## Start
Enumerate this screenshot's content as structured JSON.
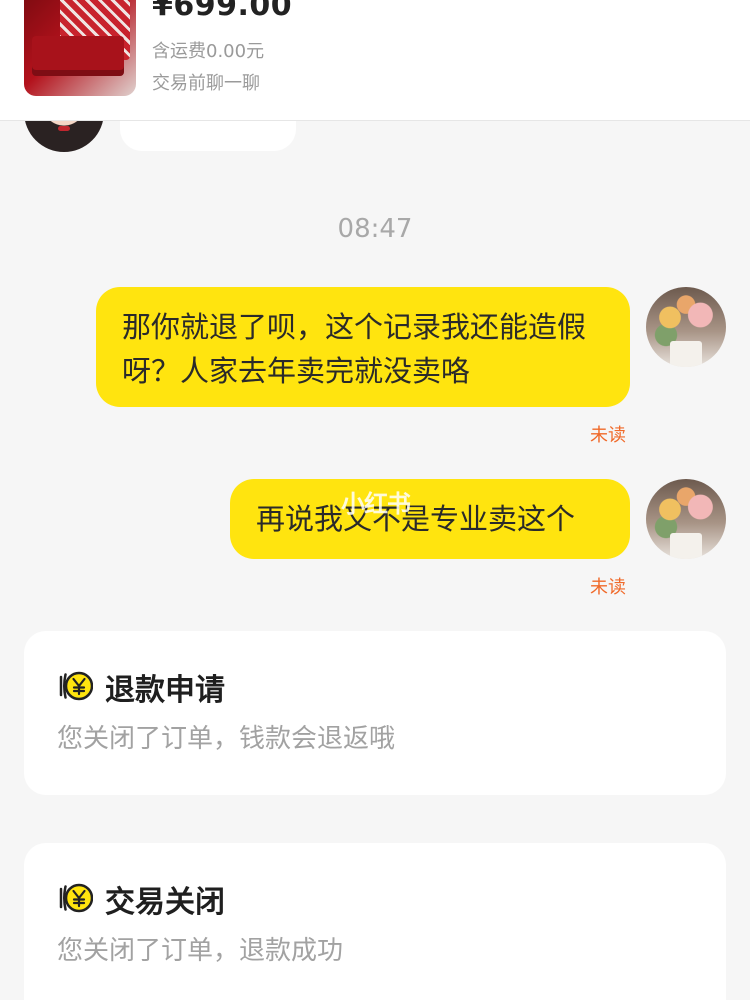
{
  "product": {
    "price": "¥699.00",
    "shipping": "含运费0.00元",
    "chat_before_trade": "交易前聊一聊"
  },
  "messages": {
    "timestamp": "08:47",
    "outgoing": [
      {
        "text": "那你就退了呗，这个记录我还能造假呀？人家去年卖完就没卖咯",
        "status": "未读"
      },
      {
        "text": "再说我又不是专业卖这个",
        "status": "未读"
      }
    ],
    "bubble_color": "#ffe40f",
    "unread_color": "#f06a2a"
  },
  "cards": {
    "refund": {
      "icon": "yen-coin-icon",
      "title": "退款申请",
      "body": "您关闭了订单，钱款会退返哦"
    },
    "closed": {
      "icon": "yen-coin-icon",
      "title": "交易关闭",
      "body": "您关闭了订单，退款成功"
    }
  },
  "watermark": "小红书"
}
## End
## Start
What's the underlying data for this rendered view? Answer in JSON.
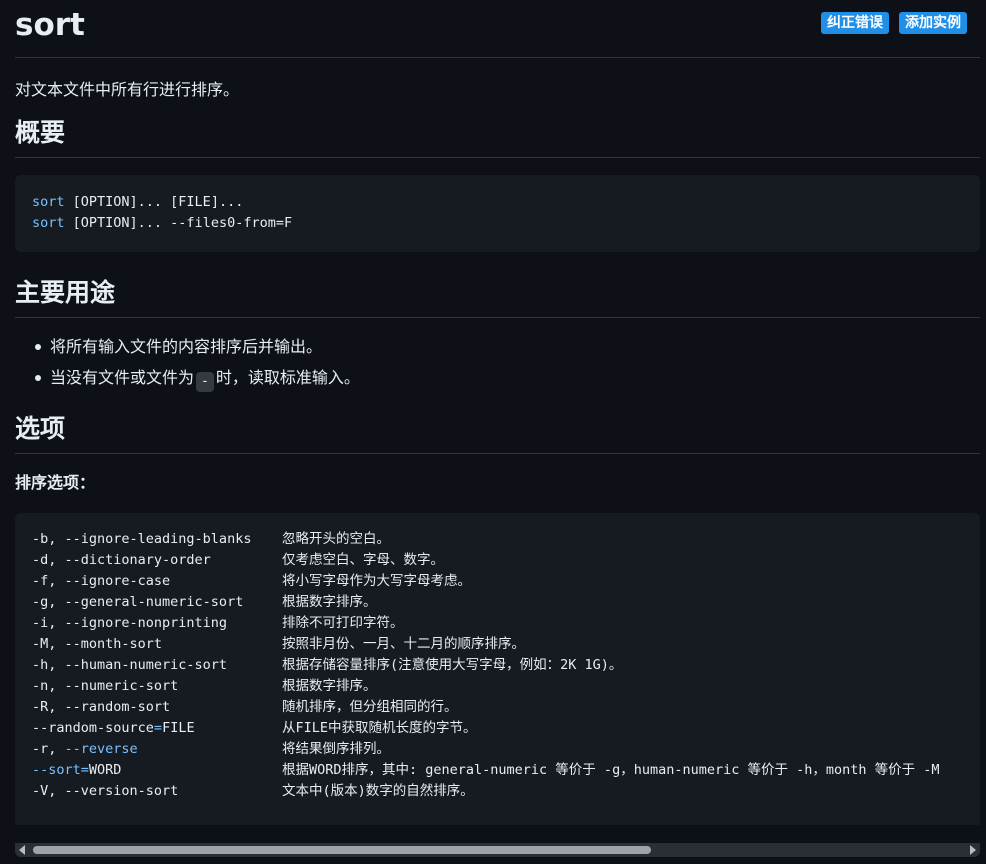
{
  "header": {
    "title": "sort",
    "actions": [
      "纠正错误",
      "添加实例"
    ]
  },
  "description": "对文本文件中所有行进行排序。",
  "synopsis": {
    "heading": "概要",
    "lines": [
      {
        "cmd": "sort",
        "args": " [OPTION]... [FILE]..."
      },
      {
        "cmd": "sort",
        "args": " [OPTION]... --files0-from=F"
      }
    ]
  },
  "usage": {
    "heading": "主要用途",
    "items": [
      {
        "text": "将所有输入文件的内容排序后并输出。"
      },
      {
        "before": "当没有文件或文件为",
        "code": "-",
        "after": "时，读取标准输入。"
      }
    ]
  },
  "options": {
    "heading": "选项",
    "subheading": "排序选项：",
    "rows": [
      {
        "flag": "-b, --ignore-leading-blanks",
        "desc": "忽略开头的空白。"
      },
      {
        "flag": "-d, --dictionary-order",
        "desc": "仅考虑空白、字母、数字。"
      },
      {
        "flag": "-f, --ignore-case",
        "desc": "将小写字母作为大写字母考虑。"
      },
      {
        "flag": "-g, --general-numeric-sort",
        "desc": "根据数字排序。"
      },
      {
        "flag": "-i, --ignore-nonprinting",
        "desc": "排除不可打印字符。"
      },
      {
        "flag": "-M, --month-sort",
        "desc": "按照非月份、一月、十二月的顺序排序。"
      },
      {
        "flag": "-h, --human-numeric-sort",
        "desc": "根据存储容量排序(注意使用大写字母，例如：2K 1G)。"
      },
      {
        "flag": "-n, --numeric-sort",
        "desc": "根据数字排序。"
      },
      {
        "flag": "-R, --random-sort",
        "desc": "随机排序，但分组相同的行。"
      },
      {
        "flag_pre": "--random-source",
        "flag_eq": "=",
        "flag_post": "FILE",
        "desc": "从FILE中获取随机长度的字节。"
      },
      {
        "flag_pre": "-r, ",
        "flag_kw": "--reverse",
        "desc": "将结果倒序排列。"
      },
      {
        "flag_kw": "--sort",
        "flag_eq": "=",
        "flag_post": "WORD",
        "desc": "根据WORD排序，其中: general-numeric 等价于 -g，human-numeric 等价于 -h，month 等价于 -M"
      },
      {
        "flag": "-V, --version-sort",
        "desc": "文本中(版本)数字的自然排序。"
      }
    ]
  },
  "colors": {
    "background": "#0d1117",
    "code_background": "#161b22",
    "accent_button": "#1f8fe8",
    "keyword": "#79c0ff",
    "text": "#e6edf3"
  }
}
## End
• YOUR INSTRUCTIONS: Your answer should be only a number: how many lines of the data above contain the string "text"?

• TASK OUTPUT: 4